Each entry should be quoted word for word, including every mark of punctuation.

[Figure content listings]
%%

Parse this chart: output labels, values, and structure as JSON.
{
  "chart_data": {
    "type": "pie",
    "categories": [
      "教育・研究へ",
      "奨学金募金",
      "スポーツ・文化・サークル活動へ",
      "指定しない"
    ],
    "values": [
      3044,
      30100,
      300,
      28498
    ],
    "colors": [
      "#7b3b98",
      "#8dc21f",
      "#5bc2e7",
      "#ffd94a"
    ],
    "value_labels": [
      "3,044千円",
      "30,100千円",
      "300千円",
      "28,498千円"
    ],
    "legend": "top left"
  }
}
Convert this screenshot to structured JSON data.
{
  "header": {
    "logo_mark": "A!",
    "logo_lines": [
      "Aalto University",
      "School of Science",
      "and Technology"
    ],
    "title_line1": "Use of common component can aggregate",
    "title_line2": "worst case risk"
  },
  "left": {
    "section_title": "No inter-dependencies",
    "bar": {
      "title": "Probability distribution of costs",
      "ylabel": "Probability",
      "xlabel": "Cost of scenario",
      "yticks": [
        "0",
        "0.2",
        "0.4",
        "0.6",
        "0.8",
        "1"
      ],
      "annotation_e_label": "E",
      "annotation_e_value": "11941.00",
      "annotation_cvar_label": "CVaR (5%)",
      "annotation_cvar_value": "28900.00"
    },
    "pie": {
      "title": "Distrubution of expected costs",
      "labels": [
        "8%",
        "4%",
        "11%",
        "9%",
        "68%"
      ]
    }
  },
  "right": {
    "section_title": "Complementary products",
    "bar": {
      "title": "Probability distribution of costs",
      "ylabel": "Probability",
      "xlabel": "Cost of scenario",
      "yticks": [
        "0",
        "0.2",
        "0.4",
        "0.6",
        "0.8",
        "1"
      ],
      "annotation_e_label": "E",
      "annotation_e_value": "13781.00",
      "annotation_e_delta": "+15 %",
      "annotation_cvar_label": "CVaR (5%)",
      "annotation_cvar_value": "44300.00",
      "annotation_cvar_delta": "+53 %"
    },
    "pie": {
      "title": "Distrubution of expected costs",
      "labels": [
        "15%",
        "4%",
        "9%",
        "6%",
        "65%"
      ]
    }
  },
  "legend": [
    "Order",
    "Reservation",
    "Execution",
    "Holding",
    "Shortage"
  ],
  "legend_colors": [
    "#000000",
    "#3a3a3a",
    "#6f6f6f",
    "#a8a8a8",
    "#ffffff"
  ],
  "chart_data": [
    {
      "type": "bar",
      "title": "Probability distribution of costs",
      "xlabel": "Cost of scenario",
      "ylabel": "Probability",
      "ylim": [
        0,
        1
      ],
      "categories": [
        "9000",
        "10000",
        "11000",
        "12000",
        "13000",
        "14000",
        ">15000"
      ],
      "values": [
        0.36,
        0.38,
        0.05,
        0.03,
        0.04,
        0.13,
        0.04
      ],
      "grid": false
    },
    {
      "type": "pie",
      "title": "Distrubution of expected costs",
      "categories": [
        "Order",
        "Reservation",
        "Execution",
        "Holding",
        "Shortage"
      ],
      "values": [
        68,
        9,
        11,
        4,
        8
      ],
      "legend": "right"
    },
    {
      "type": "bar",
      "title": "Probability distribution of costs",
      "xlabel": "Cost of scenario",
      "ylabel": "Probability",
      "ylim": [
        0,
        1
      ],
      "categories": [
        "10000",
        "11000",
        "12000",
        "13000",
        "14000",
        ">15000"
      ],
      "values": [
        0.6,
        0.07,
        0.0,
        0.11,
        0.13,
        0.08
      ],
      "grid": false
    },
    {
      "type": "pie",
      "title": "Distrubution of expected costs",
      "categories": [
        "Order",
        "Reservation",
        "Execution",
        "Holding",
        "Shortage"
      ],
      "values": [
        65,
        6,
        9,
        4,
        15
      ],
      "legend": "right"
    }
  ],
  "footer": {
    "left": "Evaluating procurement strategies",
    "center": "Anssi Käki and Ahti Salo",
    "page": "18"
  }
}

%%

◆ The result:
Parse this chart: output labels, values, and structure as JSON.
{
  "chart_data": {
    "type": "pie",
    "categories": [
      "教育・研究へ",
      "奨学金募金",
      "スポーツ・文化・サークル活動へ",
      "指定しない"
    ],
    "values": [
      3044,
      30100,
      300,
      28498
    ],
    "colors": [
      "#7b3b98",
      "#8dc21f",
      "#5bc2e7",
      "#ffd94a"
    ],
    "value_labels": [
      "3,044千円",
      "30,100千円",
      "300千円",
      "28,498千円"
    ],
    "legend": "top left"
  }
}
Convert this screenshot to structured JSON data.
{
  "header": {
    "logo_mark": "A!",
    "logo_lines": [
      "Aalto University",
      "School of Science",
      "and Technology"
    ],
    "title_line1": "Use of common component can aggregate",
    "title_line2": "worst case risk"
  },
  "left": {
    "section_title": "No inter-dependencies",
    "bar": {
      "title": "Probability distribution of costs",
      "ylabel": "Probability",
      "xlabel": "Cost of scenario",
      "yticks": [
        "0",
        "0.2",
        "0.4",
        "0.6",
        "0.8",
        "1"
      ],
      "annotation_e_label": "E",
      "annotation_e_value": "11941.00",
      "annotation_cvar_label": "CVaR (5%)",
      "annotation_cvar_value": "28900.00"
    },
    "pie": {
      "title": "Distrubution of expected costs",
      "labels": [
        "8%",
        "4%",
        "11%",
        "9%",
        "68%"
      ]
    }
  },
  "right": {
    "section_title": "Complementary products",
    "bar": {
      "title": "Probability distribution of costs",
      "ylabel": "Probability",
      "xlabel": "Cost of scenario",
      "yticks": [
        "0",
        "0.2",
        "0.4",
        "0.6",
        "0.8",
        "1"
      ],
      "annotation_e_label": "E",
      "annotation_e_value": "13781.00",
      "annotation_e_delta": "+15 %",
      "annotation_cvar_label": "CVaR (5%)",
      "annotation_cvar_value": "44300.00",
      "annotation_cvar_delta": "+53 %"
    },
    "pie": {
      "title": "Distrubution of expected costs",
      "labels": [
        "15%",
        "4%",
        "9%",
        "6%",
        "65%"
      ]
    }
  },
  "legend": [
    "Order",
    "Reservation",
    "Execution",
    "Holding",
    "Shortage"
  ],
  "legend_colors": [
    "#000000",
    "#3a3a3a",
    "#6f6f6f",
    "#a8a8a8",
    "#ffffff"
  ],
  "chart_data": [
    {
      "type": "bar",
      "title": "Probability distribution of costs",
      "xlabel": "Cost of scenario",
      "ylabel": "Probability",
      "ylim": [
        0,
        1
      ],
      "categories": [
        "9000",
        "10000",
        "11000",
        "12000",
        "13000",
        "14000",
        ">15000"
      ],
      "values": [
        0.36,
        0.38,
        0.05,
        0.03,
        0.04,
        0.13,
        0.04
      ],
      "grid": false
    },
    {
      "type": "pie",
      "title": "Distrubution of expected costs",
      "categories": [
        "Order",
        "Reservation",
        "Execution",
        "Holding",
        "Shortage"
      ],
      "values": [
        68,
        9,
        11,
        4,
        8
      ],
      "legend": "right"
    },
    {
      "type": "bar",
      "title": "Probability distribution of costs",
      "xlabel": "Cost of scenario",
      "ylabel": "Probability",
      "ylim": [
        0,
        1
      ],
      "categories": [
        "10000",
        "11000",
        "12000",
        "13000",
        "14000",
        ">15000"
      ],
      "values": [
        0.6,
        0.07,
        0.0,
        0.11,
        0.13,
        0.08
      ],
      "grid": false
    },
    {
      "type": "pie",
      "title": "Distrubution of expected costs",
      "categories": [
        "Order",
        "Reservation",
        "Execution",
        "Holding",
        "Shortage"
      ],
      "values": [
        65,
        6,
        9,
        4,
        15
      ],
      "legend": "right"
    }
  ],
  "footer": {
    "left": "Evaluating procurement strategies",
    "center": "Anssi Käki and Ahti Salo",
    "page": "18"
  }
}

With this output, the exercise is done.